§ Raw records:
━━━━━━━━━━━━━━━━━━━━━━━━━━━━━━

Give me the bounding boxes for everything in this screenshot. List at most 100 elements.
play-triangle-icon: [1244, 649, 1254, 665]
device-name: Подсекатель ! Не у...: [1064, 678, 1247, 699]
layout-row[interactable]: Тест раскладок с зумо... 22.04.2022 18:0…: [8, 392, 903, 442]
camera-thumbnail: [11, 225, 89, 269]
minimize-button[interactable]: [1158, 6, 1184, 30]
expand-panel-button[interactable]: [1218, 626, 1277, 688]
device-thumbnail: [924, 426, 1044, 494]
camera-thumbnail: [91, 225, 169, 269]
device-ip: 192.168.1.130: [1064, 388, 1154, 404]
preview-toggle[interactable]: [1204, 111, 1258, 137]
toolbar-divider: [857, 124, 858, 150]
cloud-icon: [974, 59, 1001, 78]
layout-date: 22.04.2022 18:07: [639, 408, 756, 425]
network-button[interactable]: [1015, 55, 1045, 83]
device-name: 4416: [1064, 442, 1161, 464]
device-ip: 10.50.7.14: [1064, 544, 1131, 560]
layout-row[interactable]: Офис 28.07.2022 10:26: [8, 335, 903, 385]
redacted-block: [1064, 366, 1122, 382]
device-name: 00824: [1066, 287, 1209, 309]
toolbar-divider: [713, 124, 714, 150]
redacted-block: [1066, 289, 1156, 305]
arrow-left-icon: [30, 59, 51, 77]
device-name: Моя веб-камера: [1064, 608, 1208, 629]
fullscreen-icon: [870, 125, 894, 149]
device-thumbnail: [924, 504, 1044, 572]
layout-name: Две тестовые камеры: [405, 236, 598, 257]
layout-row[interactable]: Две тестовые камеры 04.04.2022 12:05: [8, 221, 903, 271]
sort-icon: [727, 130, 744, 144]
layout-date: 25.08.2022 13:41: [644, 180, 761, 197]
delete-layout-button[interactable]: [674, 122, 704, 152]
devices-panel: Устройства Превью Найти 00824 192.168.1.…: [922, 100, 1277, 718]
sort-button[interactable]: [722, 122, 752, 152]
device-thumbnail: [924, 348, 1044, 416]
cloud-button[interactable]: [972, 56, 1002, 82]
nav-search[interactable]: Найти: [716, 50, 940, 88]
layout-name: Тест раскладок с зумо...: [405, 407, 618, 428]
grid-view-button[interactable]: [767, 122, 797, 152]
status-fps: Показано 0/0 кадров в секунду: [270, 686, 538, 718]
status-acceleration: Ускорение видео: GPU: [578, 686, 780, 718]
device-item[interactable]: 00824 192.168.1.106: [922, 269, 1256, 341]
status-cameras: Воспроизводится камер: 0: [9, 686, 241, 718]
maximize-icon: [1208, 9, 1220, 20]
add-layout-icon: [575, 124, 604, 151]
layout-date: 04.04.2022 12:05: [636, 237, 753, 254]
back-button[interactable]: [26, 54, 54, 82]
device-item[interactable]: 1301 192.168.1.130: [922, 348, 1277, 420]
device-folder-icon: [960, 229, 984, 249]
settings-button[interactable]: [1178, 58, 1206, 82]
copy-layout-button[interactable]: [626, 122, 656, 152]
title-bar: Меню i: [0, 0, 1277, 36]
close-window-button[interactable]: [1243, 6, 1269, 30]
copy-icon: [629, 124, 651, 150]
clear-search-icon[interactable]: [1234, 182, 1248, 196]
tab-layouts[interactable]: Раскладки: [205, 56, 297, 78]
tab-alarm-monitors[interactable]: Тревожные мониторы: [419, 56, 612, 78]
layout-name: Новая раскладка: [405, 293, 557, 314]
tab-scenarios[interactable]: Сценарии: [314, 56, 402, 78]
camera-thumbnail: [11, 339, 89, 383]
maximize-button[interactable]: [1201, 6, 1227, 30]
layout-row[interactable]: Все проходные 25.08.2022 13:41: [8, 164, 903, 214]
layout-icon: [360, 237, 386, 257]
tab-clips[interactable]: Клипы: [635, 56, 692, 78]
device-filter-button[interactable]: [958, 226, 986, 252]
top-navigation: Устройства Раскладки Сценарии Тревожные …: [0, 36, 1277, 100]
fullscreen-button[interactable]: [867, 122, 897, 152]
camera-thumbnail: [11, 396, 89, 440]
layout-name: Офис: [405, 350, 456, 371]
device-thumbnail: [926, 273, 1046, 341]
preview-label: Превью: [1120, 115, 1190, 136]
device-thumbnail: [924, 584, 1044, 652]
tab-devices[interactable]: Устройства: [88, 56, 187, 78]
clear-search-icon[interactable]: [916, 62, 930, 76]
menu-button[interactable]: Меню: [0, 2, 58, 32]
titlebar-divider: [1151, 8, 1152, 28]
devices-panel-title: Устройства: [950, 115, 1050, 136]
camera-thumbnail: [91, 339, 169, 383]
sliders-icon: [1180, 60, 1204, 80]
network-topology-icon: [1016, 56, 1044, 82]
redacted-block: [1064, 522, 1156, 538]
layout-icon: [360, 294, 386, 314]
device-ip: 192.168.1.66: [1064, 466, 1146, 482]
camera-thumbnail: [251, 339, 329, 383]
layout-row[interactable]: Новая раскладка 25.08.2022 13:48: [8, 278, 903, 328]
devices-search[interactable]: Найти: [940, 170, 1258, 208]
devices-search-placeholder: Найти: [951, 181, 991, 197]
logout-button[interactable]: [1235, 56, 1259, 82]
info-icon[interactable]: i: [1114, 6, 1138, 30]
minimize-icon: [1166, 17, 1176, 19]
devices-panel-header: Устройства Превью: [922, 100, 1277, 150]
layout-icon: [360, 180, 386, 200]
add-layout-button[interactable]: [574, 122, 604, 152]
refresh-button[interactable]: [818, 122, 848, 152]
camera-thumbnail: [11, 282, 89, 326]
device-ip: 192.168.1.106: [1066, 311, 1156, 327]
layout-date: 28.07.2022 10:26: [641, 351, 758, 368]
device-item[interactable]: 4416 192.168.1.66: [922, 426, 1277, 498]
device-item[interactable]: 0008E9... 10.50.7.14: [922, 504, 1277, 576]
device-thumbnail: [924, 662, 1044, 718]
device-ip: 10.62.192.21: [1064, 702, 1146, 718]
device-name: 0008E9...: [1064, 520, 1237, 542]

━━━━━━━━━━━━━━━━━━━━━━━━━━━━━━

§ What is asked:
Write out the listing above, from its very first line through the line holding "layout-row[interactable]: Офис 28.07.2022", both ends included.

§ Result of the exercise:
Give me the bounding boxes for everything in this screenshot. List at most 100 elements.
play-triangle-icon: [1244, 649, 1254, 665]
device-name: Подсекатель ! Не у...: [1064, 678, 1247, 699]
layout-row[interactable]: Тест раскладок с зумо... 22.04.2022 18:0…: [8, 392, 903, 442]
camera-thumbnail: [11, 225, 89, 269]
minimize-button[interactable]: [1158, 6, 1184, 30]
expand-panel-button[interactable]: [1218, 626, 1277, 688]
device-thumbnail: [924, 426, 1044, 494]
camera-thumbnail: [91, 225, 169, 269]
device-ip: 192.168.1.130: [1064, 388, 1154, 404]
preview-toggle[interactable]: [1204, 111, 1258, 137]
toolbar-divider: [857, 124, 858, 150]
cloud-icon: [974, 59, 1001, 78]
layout-date: 22.04.2022 18:07: [639, 408, 756, 425]
network-button[interactable]: [1015, 55, 1045, 83]
device-name: 4416: [1064, 442, 1161, 464]
device-ip: 10.50.7.14: [1064, 544, 1131, 560]
layout-row[interactable]: Офис 28.07.2022 10:26: [8, 335, 903, 385]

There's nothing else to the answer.